■ **Problem description**: Set down the full listing exactly as given. Any pictures are to be left out.
--- START ---
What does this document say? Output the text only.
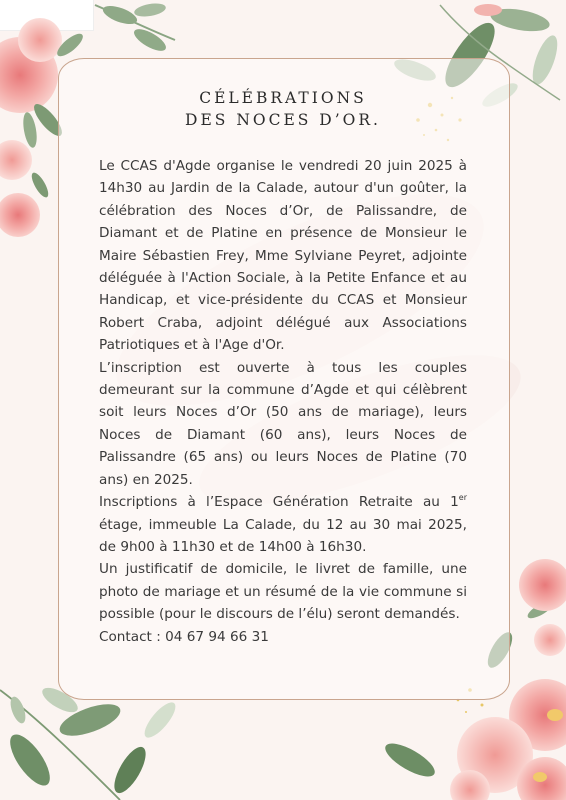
CÉLÉBRATIONS
DES NOCES D’OR.

Le CCAS d'Agde organise le vendredi 20 juin 2025 à 14h30 au Jardin de la Calade, autour d'un goûter, la célébration des Noces d’Or, de Palissandre, de Diamant et de Platine en présence de Monsieur le Maire Sébastien Frey, Mme Sylviane Peyret, adjointe déléguée à l'Action Sociale, à la Petite Enfance et au Handicap, et vice-présidente du CCAS et Monsieur Robert Craba, adjoint délégué aux Associations Patriotiques et à l'Age d'Or.

L’inscription est ouverte à tous les couples demeurant sur la commune d’Agde et qui célèbrent soit leurs Noces d’Or (50 ans de mariage), leurs Noces de Diamant (60 ans), leurs Noces de Palissandre (65 ans) ou leurs Noces de Platine (70 ans) en 2025.

Inscriptions à l’Espace Génération Retraite au 1er étage, immeuble La Calade, du 12 au 30 mai 2025, de 9h00 à 11h30 et de 14h00 à 16h30.

Un justificatif de domicile, le livret de famille, une photo de mariage et un résumé de la vie commune si possible (pour le discours de l’élu) seront demandés.

Contact : 04 67 94 66 31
--- END ---
■ **Written response**:
What does this document say? Output the text only.
CÉLÉBRATIONS
DES NOCES D’OR.

Le CCAS d'Agde organise le vendredi 20 juin 2025 à 14h30 au Jardin de la Calade, autour d'un goûter, la célébration des Noces d’Or, de Palissandre, de Diamant et de Platine en présence de Monsieur le Maire Sébastien Frey, Mme Sylviane Peyret, adjointe déléguée à l'Action Sociale, à la Petite Enfance et au Handicap, et vice-présidente du CCAS et Monsieur Robert Craba, adjoint délégué aux Associations Patriotiques et à l'Age d'Or.

L’inscription est ouverte à tous les couples demeurant sur la commune d’Agde et qui célèbrent soit leurs Noces d’Or (50 ans de mariage), leurs Noces de Diamant (60 ans), leurs Noces de Palissandre (65 ans) ou leurs Noces de Platine (70 ans) en 2025.

Inscriptions à l’Espace Génération Retraite au 1er étage, immeuble La Calade, du 12 au 30 mai 2025, de 9h00 à 11h30 et de 14h00 à 16h30.

Un justificatif de domicile, le livret de famille, une photo de mariage et un résumé de la vie commune si possible (pour le discours de l’élu) seront demandés.

Contact : 04 67 94 66 31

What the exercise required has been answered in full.